• _GOAL_
In the listing below, find every line with the string "البرامج" and pull it out.
# start of SUPPLIED INFORMATION
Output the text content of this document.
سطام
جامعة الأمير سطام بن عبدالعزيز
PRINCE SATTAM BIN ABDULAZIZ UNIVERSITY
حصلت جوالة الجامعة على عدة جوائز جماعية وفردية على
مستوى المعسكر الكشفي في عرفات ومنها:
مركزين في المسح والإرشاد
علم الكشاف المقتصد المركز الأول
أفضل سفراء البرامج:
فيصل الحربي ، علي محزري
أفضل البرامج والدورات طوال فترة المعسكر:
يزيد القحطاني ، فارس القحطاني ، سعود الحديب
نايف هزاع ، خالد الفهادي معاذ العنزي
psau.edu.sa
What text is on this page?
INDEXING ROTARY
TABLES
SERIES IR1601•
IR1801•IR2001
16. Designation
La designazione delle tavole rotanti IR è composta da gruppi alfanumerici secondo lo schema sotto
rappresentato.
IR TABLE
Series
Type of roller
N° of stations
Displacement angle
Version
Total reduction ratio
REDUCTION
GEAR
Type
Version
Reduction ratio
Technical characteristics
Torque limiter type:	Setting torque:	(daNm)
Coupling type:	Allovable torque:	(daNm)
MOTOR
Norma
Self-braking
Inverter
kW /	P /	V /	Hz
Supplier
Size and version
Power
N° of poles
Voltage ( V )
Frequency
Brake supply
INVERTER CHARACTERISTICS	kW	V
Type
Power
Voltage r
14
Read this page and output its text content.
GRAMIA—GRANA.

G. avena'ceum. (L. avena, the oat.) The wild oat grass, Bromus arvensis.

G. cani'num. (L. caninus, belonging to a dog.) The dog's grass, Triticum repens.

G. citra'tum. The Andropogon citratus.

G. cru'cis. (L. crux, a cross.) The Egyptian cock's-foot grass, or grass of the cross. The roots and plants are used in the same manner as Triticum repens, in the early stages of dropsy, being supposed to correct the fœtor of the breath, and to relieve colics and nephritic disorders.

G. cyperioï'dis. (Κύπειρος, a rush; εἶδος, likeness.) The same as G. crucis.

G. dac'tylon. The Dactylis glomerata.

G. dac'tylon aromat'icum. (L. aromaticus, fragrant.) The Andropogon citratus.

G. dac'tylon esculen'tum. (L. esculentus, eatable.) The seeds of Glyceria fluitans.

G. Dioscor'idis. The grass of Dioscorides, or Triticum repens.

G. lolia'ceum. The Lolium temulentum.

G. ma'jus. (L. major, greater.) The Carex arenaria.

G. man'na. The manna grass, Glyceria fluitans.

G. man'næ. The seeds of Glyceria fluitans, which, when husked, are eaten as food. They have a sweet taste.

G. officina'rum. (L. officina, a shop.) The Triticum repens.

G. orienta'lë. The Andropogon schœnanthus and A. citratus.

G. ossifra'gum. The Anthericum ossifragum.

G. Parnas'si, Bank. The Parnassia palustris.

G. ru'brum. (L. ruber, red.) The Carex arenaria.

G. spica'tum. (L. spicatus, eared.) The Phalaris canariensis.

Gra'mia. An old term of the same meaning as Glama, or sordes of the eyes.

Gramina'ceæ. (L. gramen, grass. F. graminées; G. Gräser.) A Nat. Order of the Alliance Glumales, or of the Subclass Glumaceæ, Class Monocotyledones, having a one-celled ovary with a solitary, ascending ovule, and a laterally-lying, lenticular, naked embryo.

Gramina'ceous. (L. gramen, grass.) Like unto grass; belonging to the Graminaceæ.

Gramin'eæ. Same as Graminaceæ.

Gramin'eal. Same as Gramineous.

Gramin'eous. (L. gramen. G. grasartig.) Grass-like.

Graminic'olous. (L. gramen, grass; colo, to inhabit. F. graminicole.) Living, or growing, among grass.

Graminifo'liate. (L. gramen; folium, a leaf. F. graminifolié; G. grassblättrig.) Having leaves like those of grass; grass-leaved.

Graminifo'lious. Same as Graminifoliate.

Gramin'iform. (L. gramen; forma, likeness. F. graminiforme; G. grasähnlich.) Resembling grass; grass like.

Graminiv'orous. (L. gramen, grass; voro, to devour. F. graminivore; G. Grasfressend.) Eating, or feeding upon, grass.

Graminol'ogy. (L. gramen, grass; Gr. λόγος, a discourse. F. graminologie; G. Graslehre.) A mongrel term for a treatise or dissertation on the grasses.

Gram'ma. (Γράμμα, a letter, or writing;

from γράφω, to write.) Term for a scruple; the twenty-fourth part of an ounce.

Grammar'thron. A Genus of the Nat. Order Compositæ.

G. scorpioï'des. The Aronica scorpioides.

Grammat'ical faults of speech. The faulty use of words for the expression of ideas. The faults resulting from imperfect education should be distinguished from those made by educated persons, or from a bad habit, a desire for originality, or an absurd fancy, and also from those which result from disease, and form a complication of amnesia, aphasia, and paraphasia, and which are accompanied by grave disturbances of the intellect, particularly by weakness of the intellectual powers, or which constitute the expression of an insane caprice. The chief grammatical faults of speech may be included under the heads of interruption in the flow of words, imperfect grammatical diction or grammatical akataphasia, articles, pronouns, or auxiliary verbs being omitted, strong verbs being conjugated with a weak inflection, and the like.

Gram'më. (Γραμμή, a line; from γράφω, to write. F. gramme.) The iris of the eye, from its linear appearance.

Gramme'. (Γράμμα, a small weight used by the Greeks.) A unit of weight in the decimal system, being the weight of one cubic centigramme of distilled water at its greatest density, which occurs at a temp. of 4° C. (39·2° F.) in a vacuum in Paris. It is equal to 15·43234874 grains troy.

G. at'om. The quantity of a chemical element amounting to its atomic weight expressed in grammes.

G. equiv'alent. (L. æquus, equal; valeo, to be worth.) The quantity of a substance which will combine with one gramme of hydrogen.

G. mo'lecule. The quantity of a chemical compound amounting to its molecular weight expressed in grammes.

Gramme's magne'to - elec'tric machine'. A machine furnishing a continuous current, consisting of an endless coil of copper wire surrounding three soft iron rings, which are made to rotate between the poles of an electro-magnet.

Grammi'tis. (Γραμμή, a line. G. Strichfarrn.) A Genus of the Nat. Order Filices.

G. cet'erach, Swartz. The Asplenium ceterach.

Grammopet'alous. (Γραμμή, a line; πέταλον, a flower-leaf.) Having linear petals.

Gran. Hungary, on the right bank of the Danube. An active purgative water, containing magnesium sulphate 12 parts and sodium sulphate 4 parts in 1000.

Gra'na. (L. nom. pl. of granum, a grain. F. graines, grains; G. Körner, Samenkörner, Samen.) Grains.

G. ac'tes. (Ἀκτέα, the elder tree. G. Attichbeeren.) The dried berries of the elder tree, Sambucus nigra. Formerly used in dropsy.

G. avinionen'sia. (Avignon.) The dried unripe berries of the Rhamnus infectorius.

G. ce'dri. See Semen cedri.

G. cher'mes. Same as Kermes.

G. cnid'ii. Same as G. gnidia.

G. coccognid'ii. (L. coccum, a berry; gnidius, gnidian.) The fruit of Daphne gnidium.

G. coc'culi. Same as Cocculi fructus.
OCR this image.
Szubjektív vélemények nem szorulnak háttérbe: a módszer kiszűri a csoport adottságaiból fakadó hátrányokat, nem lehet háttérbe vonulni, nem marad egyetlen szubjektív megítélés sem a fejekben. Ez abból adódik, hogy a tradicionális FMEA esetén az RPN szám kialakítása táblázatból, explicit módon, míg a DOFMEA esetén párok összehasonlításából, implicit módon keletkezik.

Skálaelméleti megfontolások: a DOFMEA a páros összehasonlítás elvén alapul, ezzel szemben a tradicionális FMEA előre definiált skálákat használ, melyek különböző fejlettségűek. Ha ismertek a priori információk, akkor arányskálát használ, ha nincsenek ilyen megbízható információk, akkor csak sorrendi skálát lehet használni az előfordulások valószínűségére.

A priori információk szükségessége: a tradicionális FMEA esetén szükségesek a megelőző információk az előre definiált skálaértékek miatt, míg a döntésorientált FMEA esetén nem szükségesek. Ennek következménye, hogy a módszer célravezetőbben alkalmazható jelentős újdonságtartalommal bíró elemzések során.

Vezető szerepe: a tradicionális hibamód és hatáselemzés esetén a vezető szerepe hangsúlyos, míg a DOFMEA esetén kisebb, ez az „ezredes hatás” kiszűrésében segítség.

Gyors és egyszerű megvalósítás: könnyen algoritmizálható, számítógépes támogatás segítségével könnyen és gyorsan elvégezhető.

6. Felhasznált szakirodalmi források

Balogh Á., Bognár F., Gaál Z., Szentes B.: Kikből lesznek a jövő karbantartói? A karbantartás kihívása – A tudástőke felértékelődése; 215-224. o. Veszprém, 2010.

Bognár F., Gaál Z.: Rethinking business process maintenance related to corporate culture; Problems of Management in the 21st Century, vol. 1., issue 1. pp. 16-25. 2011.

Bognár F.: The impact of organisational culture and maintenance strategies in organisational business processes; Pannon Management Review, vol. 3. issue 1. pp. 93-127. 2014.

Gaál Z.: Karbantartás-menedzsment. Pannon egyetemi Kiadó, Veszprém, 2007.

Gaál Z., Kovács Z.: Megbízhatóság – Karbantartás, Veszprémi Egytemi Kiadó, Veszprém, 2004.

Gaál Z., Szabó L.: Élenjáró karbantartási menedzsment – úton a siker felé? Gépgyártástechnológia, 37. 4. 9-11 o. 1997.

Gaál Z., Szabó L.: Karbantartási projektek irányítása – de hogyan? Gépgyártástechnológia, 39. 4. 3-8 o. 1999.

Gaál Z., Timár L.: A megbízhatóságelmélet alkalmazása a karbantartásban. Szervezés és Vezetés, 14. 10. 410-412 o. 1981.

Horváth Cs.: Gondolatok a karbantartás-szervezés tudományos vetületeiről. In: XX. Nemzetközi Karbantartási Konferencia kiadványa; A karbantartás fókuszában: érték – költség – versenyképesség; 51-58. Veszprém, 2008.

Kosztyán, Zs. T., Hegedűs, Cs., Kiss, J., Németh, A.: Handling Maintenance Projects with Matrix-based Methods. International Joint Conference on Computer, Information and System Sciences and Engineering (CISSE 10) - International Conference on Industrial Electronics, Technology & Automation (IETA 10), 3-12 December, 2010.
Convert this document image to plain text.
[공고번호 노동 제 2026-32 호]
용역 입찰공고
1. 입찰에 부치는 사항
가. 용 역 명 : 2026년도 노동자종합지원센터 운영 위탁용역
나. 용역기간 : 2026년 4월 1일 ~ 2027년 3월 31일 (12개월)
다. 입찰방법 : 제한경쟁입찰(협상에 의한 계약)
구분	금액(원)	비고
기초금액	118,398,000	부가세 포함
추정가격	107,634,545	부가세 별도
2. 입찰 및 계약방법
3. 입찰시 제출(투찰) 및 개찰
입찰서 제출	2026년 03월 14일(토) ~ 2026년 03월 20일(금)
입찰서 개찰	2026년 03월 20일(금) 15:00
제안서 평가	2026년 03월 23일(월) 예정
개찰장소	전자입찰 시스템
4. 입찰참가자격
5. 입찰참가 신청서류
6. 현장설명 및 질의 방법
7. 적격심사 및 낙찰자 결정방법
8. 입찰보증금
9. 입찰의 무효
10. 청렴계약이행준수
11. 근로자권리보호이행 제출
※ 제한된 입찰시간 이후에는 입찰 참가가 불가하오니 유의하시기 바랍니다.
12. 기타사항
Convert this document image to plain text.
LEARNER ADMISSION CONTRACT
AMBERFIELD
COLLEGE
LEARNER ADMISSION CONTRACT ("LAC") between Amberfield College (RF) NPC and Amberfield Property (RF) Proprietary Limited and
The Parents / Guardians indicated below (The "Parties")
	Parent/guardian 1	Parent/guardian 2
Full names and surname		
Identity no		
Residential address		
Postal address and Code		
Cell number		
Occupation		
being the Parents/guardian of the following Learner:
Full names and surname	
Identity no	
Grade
# end of SUPPLIED INFORMATION
• _EXPECTED OUTPUT_
أفضل سفراء البرامج:
أفضل البرامج والدورات طوال فترة المعسكر:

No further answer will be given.